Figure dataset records
####################

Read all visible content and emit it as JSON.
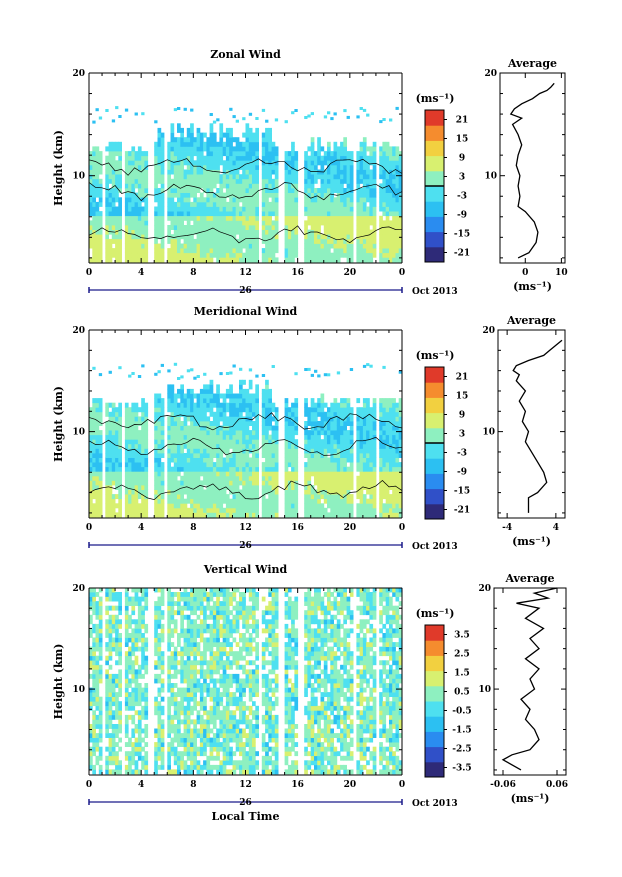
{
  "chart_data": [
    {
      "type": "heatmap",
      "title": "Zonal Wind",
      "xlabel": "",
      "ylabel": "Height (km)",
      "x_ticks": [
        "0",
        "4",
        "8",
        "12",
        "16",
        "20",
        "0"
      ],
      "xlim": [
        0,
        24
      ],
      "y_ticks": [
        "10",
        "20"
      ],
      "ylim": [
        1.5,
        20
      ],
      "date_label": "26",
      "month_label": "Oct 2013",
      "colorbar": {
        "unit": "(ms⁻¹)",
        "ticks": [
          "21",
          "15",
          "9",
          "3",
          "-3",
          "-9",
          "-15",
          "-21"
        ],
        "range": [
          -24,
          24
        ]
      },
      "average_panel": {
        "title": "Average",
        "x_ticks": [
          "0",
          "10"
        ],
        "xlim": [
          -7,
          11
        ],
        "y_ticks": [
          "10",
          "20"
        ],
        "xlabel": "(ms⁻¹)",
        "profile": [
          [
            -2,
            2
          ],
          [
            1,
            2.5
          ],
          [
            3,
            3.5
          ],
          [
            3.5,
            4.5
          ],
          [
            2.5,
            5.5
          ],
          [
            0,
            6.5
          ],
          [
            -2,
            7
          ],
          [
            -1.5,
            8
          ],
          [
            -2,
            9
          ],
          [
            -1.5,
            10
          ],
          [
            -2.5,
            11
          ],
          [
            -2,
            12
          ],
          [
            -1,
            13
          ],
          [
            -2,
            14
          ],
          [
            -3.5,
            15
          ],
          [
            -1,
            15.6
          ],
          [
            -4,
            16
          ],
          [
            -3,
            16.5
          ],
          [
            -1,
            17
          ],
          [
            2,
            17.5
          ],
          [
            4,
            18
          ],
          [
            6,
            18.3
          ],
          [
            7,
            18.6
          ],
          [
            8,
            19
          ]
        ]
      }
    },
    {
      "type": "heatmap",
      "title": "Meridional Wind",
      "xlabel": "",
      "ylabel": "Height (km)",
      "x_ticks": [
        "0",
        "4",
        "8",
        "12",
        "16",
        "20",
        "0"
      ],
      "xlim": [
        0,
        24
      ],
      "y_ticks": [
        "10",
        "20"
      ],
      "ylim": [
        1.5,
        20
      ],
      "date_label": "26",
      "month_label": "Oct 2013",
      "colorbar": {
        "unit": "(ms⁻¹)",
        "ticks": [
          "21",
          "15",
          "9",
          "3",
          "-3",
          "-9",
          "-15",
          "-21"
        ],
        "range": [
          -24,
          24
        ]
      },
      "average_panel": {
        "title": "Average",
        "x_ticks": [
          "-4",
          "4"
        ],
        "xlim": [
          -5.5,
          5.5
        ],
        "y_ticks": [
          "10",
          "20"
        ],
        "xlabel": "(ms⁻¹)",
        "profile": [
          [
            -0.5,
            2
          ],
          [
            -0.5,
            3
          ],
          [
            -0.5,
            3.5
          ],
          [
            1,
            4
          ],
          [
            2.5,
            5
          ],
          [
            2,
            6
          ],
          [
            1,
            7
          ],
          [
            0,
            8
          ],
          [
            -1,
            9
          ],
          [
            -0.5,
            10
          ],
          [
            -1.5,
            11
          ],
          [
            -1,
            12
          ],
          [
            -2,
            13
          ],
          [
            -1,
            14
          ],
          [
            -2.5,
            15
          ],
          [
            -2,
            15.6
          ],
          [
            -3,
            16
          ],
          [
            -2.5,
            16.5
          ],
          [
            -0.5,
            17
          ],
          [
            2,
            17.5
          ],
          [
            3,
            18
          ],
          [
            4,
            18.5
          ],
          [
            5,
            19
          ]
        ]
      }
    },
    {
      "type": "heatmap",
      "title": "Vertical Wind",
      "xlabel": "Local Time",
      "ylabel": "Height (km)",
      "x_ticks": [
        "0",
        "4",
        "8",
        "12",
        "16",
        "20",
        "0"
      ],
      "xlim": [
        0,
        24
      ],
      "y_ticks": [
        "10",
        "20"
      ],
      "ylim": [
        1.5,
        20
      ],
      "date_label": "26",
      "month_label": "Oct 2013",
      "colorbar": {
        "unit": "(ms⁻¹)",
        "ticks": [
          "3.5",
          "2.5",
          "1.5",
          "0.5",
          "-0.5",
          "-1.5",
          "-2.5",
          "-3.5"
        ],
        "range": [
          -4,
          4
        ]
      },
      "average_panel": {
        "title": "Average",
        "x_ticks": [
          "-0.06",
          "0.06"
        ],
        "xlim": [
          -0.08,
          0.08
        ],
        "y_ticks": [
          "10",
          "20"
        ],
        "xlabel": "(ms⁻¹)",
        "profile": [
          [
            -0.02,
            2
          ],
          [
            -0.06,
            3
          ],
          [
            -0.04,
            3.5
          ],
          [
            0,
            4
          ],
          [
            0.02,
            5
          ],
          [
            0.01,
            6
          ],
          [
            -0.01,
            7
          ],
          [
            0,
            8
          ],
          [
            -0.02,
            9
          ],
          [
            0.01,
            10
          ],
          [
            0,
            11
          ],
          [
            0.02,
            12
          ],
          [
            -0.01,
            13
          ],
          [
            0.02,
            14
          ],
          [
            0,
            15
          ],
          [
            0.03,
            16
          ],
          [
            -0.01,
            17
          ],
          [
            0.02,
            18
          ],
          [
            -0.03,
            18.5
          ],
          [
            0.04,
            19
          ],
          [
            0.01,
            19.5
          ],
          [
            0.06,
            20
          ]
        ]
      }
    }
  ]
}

####################

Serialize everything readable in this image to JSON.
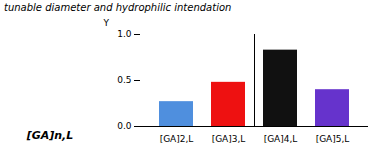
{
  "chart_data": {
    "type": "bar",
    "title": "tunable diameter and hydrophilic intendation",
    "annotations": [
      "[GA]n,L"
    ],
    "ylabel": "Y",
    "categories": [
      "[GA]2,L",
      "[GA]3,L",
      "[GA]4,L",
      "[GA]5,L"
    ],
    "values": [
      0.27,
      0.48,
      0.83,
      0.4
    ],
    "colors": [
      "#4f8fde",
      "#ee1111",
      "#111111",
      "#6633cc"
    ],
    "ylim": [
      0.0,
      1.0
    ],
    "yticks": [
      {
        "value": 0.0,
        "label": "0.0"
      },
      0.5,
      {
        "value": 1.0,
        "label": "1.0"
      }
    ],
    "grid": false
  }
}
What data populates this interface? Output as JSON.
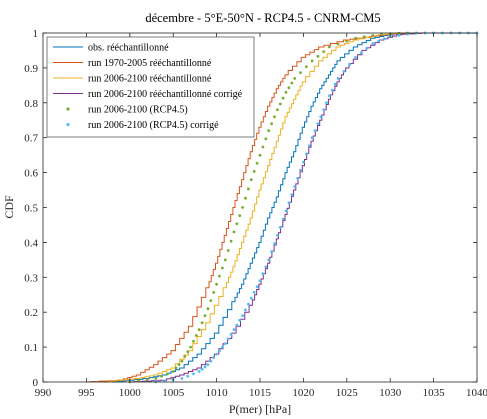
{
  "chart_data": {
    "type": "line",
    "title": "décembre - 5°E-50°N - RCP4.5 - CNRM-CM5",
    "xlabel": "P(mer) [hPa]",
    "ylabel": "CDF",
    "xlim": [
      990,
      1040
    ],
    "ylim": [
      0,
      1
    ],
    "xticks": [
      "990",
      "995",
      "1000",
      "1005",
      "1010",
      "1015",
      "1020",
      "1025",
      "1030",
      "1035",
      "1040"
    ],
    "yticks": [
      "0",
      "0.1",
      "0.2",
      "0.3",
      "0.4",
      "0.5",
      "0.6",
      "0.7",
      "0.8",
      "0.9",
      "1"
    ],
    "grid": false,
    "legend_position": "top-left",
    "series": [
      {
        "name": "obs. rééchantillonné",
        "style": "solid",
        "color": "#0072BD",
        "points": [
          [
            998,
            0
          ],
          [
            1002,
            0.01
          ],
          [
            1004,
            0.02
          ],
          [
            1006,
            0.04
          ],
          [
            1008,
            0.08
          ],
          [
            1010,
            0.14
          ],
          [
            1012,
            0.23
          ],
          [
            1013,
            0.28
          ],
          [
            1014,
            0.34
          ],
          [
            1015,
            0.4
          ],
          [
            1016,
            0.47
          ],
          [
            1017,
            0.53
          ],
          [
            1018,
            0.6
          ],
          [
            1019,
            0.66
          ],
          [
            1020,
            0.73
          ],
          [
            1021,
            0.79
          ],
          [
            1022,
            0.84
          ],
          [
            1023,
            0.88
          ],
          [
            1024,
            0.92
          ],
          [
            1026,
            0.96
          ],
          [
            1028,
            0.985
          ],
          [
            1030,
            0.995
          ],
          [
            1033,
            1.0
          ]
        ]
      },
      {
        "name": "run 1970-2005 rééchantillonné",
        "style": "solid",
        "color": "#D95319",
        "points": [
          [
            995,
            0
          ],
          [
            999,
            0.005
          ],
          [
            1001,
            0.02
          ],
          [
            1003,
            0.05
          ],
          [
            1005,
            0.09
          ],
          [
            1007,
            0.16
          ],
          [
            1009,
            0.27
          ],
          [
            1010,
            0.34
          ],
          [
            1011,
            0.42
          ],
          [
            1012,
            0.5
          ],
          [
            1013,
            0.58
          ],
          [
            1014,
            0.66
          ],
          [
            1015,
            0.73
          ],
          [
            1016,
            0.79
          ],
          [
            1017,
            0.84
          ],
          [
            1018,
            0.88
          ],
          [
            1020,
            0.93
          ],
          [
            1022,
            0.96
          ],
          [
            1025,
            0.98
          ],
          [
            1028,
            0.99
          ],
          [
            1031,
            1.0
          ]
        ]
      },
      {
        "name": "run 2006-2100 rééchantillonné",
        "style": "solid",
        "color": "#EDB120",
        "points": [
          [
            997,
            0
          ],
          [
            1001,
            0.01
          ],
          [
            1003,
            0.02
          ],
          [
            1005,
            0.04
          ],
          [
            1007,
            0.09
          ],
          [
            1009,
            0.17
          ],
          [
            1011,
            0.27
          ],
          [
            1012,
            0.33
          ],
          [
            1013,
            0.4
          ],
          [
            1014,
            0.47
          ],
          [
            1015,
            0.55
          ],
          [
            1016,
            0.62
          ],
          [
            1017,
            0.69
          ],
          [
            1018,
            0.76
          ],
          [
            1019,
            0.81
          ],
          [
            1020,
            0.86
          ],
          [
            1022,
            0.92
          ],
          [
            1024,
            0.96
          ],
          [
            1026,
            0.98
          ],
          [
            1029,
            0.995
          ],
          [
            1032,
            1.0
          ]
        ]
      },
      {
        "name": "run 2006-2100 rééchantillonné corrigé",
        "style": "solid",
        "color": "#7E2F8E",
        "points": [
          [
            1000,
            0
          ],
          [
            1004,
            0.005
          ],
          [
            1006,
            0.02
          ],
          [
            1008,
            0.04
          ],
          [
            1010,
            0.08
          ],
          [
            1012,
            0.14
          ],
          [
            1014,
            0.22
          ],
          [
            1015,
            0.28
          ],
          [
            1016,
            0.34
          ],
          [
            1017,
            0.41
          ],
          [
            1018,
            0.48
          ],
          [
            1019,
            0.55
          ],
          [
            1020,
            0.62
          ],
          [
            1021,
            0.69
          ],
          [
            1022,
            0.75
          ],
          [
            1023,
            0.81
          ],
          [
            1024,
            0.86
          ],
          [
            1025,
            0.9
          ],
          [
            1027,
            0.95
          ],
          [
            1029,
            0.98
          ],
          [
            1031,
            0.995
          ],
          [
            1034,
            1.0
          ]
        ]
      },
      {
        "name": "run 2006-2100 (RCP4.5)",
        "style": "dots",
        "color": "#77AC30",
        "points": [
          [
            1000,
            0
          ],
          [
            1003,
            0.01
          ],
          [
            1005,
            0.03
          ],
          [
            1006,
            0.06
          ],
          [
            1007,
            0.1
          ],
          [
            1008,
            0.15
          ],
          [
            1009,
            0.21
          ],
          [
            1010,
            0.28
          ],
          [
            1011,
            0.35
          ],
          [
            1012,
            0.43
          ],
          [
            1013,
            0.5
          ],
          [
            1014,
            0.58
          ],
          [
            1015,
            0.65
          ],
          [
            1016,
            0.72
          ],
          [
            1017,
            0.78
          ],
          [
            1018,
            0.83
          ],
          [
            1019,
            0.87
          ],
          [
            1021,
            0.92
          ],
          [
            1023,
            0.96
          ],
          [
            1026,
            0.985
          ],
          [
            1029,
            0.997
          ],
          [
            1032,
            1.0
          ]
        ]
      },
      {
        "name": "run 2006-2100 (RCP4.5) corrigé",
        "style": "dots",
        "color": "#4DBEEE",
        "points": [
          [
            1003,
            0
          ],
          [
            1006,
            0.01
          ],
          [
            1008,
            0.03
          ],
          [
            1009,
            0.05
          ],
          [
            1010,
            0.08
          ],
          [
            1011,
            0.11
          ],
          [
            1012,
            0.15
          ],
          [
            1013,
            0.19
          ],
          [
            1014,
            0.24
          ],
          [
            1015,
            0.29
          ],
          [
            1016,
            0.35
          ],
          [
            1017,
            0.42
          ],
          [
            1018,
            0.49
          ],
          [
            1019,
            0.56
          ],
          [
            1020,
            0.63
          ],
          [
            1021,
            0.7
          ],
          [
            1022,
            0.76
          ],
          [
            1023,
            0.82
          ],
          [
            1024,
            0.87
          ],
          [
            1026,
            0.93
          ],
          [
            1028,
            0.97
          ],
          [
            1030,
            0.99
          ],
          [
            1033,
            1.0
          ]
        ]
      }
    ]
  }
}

####################

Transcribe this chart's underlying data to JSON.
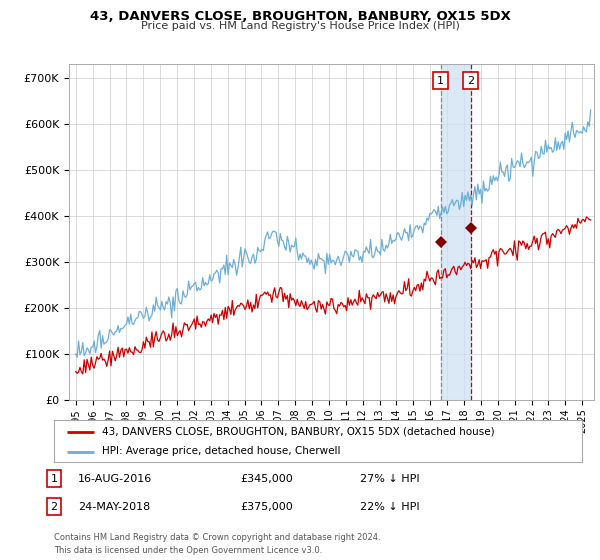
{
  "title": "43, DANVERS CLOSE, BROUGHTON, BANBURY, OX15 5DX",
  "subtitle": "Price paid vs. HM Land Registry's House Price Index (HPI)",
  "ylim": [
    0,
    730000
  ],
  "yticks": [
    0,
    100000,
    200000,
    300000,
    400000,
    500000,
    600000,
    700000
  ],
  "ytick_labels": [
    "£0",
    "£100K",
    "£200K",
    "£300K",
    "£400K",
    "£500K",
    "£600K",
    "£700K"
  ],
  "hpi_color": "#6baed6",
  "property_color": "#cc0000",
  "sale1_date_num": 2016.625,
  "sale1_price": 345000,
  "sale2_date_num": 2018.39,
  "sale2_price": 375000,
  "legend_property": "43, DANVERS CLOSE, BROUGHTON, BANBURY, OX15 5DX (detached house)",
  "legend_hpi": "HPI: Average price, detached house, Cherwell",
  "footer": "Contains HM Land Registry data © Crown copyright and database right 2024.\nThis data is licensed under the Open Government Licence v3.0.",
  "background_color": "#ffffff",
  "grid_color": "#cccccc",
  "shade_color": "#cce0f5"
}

####################

-- WRITTEN INSTRUCTION --
Isolate the lines that hold the word "rééchantillonné" and copy all of them.

-- CORRECT ANSWER --
        "name": "obs. rééchantillonné",
        "name": "run 1970-2005 rééchantillonné",
        "name": "run 2006-2100 rééchantillonné",
        "name": "run 2006-2100 rééchantillonné corrigé",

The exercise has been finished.